Stored data entries
○ ○ ○ ○ ○

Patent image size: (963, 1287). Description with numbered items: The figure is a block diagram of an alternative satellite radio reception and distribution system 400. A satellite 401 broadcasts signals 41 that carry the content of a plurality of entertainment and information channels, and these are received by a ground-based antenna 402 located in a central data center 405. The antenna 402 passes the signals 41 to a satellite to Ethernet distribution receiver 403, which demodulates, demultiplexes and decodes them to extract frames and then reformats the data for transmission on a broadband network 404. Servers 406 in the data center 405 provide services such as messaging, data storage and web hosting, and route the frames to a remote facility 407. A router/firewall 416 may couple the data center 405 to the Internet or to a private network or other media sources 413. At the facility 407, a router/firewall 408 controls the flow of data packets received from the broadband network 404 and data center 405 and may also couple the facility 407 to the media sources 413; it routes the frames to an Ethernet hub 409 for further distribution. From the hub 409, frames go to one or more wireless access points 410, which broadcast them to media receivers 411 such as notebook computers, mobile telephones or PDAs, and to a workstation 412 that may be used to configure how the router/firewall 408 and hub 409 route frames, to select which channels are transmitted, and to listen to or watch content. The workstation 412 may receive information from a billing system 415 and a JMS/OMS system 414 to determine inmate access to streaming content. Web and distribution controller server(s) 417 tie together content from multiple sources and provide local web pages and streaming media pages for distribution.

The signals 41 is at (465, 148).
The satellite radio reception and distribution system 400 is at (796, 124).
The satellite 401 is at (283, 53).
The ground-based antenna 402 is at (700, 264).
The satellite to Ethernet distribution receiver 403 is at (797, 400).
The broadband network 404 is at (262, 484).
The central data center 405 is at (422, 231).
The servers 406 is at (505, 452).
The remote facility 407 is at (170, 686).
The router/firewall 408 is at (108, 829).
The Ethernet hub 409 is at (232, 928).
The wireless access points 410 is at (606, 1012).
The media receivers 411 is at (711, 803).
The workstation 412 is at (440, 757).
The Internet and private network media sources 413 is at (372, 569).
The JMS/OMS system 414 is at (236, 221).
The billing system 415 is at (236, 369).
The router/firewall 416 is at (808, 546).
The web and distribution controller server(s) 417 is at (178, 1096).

○ ○ ○ ○ ○

EXERCISE DETAILS
Return all of the records above with every line unchanged.

THE REPLY
Patent image size: (963, 1287). Description with numbered items: The figure is a block diagram of an alternative satellite radio reception and distribution system 400. A satellite 401 broadcasts signals 41 that carry the content of a plurality of entertainment and information channels, and these are received by a ground-based antenna 402 located in a central data center 405. The antenna 402 passes the signals 41 to a satellite to Ethernet distribution receiver 403, which demodulates, demultiplexes and decodes them to extract frames and then reformats the data for transmission on a broadband network 404. Servers 406 in the data center 405 provide services such as messaging, data storage and web hosting, and route the frames to a remote facility 407. A router/firewall 416 may couple the data center 405 to the Internet or to a private network or other media sources 413. At the facility 407, a router/firewall 408 controls the flow of data packets received from the broadband network 404 and data center 405 and may also couple the facility 407 to the media sources 413; it routes the frames to an Ethernet hub 409 for further distribution. From the hub 409, frames go to one or more wireless access points 410, which broadcast them to media receivers 411 such as notebook computers, mobile telephones or PDAs, and to a workstation 412 that may be used to configure how the router/firewall 408 and hub 409 route frames, to select which channels are transmitted, and to listen to or watch content. The workstation 412 may receive information from a billing system 415 and a JMS/OMS system 414 to determine inmate access to streaming content. Web and distribution controller server(s) 417 tie together content from multiple sources and provide local web pages and streaming media pages for distribution.

The signals 41 is at (465, 148).
The satellite radio reception and distribution system 400 is at (796, 124).
The satellite 401 is at (283, 53).
The ground-based antenna 402 is at (700, 264).
The satellite to Ethernet distribution receiver 403 is at (797, 400).
The broadband network 404 is at (262, 484).
The central data center 405 is at (422, 231).
The servers 406 is at (505, 452).
The remote facility 407 is at (170, 686).
The router/firewall 408 is at (108, 829).
The Ethernet hub 409 is at (232, 928).
The wireless access points 410 is at (606, 1012).
The media receivers 411 is at (711, 803).
The workstation 412 is at (440, 757).
The Internet and private network media sources 413 is at (372, 569).
The JMS/OMS system 414 is at (236, 221).
The billing system 415 is at (236, 369).
The router/firewall 416 is at (808, 546).
The web and distribution controller server(s) 417 is at (178, 1096).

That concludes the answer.